-- Extracted records --
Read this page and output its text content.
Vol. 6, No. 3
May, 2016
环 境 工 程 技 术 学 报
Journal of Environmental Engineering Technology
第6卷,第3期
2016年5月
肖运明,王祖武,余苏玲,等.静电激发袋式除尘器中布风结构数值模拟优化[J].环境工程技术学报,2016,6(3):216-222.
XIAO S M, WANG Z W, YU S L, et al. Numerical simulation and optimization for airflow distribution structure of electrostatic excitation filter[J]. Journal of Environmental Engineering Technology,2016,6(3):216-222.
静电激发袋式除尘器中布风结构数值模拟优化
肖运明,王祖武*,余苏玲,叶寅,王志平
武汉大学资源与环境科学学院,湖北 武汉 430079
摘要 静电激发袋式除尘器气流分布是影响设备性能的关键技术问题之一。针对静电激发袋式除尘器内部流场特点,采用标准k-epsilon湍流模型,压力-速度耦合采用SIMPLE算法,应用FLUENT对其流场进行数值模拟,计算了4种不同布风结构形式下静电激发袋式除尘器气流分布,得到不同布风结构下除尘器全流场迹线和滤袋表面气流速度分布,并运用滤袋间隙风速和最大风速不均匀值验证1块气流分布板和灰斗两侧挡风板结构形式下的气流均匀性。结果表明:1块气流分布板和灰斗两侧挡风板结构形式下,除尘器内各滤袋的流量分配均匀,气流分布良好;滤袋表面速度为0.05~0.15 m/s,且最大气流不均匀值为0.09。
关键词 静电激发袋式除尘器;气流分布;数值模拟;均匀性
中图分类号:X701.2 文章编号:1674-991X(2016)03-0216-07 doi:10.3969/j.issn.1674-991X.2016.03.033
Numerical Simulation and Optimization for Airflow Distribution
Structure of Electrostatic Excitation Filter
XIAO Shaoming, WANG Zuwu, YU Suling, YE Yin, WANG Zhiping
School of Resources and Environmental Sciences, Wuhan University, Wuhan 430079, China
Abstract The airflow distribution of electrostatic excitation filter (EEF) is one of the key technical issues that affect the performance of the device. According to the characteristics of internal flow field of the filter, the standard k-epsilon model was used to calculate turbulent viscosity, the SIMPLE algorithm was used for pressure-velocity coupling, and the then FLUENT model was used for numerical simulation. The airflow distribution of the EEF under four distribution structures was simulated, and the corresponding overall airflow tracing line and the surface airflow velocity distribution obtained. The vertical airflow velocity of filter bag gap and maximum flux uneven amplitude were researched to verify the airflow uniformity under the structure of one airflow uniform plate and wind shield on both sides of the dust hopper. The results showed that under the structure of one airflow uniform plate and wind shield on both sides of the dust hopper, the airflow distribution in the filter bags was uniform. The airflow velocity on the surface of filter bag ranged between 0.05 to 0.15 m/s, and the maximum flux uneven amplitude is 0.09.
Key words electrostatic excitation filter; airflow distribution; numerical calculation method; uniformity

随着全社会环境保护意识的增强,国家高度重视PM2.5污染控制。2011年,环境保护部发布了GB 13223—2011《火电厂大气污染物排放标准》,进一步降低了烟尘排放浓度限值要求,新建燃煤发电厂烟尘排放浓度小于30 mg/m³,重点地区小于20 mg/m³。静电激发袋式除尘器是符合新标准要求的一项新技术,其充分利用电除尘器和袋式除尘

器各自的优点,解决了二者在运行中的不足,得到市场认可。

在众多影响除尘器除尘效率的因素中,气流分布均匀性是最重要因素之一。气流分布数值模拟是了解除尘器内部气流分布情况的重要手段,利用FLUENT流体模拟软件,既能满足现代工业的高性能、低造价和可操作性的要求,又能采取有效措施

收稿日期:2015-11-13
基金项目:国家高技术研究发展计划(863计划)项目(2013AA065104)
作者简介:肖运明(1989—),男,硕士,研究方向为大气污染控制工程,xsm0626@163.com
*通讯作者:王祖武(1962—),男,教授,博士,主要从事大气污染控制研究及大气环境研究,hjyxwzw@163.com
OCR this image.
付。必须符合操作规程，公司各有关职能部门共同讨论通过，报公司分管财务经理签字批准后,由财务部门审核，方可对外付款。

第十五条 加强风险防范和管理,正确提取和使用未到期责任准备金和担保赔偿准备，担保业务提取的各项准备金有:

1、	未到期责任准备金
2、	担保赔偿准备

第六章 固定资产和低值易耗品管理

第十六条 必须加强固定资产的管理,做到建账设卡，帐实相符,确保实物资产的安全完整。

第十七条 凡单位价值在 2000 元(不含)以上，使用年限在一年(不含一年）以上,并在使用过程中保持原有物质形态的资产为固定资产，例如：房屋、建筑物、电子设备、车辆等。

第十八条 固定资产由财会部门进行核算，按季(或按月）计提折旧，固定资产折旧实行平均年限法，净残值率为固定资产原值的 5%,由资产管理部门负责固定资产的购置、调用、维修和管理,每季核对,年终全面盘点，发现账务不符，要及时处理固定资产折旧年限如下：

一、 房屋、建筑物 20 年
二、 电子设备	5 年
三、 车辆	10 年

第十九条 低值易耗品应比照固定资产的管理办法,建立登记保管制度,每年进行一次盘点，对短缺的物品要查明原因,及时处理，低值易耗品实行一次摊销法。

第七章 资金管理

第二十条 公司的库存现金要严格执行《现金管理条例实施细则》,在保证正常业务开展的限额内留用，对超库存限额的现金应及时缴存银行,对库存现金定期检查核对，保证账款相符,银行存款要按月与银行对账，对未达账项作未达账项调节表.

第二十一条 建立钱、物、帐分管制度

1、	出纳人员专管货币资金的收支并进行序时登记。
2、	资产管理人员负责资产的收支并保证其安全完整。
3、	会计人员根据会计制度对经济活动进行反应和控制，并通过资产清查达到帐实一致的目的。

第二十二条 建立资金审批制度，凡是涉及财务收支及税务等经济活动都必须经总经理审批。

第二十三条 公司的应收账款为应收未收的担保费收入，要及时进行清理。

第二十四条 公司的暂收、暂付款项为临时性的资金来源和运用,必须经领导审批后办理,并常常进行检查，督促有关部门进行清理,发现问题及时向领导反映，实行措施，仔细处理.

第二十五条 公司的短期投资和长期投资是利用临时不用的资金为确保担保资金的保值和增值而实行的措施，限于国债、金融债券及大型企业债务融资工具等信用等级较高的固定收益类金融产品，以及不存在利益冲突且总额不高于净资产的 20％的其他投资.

-- STATED GOAL --
Find the string "this" in the listing and return every line that holds it.

-- OUTPUT BELOW --
Read this page and output its text content.
OCR this image.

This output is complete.